_Your instructions_
Copy each line of the material below that includes the string "this".

_Figure data in JSON_

————————

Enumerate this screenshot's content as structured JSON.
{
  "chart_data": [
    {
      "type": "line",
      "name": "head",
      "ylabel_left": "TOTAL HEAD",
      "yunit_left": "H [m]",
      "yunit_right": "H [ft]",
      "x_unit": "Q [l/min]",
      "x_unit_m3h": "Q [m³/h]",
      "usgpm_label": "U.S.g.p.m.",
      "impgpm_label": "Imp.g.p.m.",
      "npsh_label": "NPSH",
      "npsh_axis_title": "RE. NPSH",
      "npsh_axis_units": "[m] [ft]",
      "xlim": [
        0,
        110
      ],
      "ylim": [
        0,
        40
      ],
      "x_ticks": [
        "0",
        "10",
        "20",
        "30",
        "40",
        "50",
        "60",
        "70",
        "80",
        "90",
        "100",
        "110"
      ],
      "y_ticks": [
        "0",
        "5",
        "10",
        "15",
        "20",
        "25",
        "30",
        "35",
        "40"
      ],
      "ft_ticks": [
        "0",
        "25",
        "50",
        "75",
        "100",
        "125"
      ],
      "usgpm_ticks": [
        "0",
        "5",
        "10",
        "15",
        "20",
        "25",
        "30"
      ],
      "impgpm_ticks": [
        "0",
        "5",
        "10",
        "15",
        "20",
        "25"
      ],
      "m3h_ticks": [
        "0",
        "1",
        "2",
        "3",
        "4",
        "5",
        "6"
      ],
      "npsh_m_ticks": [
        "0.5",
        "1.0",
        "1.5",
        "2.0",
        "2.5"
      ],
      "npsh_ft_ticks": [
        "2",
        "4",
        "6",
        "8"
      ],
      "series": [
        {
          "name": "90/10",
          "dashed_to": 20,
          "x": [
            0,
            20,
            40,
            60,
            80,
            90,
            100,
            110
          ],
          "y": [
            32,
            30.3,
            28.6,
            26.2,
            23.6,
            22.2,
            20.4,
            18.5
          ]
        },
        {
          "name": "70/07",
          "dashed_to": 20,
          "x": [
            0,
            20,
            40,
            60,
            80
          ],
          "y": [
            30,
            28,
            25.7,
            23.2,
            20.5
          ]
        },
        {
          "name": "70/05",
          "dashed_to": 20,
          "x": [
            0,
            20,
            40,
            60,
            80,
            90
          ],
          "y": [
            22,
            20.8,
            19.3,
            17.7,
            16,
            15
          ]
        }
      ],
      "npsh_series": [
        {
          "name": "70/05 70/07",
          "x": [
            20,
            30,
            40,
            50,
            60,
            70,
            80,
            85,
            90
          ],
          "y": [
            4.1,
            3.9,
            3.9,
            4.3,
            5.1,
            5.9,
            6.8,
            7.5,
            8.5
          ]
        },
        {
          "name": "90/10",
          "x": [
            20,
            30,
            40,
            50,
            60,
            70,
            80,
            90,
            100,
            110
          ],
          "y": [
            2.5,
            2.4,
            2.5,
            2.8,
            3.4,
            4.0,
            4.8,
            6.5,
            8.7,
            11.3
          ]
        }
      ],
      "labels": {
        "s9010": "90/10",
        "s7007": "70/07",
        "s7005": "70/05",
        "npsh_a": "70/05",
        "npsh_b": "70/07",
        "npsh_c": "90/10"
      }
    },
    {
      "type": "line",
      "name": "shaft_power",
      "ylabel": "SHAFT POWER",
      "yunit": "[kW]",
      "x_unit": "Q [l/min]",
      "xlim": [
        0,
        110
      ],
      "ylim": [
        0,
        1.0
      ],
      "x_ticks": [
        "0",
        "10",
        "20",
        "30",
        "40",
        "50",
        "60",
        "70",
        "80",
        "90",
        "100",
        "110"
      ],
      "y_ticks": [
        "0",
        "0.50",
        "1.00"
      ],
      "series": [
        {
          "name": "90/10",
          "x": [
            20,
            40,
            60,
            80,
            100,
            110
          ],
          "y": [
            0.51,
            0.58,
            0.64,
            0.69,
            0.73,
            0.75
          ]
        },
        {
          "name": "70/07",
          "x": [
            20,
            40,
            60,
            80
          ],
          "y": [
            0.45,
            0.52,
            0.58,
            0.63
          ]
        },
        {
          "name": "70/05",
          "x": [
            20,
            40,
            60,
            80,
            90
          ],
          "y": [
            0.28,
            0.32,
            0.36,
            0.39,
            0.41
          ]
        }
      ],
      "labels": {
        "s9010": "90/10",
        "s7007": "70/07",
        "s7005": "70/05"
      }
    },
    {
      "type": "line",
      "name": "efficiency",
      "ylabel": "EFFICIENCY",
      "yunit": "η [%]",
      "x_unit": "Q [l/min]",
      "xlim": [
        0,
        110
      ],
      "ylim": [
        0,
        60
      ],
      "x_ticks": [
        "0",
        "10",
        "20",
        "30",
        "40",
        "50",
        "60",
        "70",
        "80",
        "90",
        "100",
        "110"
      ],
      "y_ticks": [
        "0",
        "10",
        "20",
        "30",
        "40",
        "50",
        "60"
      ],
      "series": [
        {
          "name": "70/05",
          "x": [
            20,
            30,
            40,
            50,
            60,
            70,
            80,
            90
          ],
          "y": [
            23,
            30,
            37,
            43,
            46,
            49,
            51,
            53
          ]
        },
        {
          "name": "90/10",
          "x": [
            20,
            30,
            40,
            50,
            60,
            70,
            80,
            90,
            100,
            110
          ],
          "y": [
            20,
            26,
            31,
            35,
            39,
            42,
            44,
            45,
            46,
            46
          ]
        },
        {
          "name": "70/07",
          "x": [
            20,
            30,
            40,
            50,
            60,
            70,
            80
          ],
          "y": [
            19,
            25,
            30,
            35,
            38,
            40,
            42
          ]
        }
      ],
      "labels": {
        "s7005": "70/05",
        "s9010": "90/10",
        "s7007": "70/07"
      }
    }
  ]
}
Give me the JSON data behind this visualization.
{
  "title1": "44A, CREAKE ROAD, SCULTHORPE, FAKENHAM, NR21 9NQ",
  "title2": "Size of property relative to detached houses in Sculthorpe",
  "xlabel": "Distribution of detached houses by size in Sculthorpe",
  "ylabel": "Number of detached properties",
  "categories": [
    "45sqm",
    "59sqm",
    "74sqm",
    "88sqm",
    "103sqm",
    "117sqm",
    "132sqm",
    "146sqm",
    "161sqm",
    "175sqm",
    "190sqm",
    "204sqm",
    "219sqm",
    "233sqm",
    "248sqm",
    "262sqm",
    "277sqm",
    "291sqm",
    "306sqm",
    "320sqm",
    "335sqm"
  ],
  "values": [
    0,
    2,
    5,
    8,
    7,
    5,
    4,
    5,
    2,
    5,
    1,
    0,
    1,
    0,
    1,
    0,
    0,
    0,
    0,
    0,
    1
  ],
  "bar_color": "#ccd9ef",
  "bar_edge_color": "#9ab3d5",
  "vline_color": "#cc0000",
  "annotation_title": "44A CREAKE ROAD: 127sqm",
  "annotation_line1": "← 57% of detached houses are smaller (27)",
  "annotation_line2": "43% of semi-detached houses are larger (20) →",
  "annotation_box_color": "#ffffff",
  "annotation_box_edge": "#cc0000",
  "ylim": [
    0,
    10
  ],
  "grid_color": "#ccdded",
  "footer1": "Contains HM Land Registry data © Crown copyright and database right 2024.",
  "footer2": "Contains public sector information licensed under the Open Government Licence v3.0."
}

————————

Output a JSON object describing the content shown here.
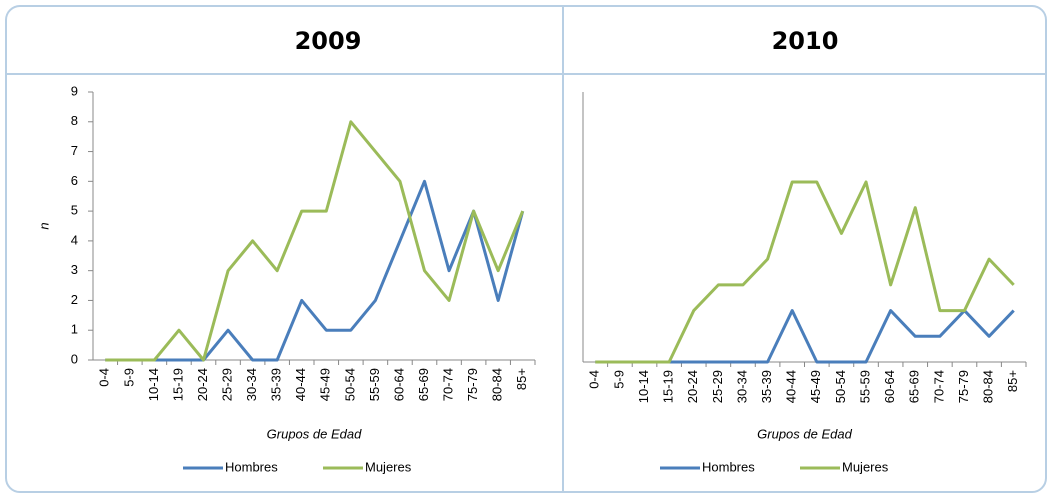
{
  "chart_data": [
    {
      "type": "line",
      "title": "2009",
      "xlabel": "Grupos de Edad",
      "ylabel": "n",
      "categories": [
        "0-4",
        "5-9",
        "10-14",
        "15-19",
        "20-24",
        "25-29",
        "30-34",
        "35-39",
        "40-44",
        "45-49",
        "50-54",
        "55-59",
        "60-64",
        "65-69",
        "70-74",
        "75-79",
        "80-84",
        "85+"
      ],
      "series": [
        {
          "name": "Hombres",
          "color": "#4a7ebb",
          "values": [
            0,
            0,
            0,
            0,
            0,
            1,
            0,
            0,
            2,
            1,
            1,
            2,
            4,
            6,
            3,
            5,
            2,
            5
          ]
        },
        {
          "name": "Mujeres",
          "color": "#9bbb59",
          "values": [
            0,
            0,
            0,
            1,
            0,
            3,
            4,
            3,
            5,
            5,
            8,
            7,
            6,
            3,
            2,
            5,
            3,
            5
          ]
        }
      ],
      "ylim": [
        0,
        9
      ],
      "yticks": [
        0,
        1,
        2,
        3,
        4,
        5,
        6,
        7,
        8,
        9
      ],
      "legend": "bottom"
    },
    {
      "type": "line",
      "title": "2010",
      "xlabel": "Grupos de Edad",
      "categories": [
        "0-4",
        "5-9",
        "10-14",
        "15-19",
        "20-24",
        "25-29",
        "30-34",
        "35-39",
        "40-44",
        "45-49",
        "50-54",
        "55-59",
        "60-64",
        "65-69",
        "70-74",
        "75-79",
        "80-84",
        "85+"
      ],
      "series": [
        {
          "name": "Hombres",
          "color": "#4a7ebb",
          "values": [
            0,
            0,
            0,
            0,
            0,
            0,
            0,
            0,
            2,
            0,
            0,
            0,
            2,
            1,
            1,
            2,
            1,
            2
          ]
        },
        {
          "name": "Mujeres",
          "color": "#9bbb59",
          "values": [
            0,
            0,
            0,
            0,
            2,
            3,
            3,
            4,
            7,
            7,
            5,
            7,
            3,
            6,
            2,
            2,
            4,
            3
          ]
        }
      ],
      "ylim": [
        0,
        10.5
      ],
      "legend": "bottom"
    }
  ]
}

————————

_Task result_
Enumerate this screenshot's content as structured JSON.
Give me the JSON data behind this visualization.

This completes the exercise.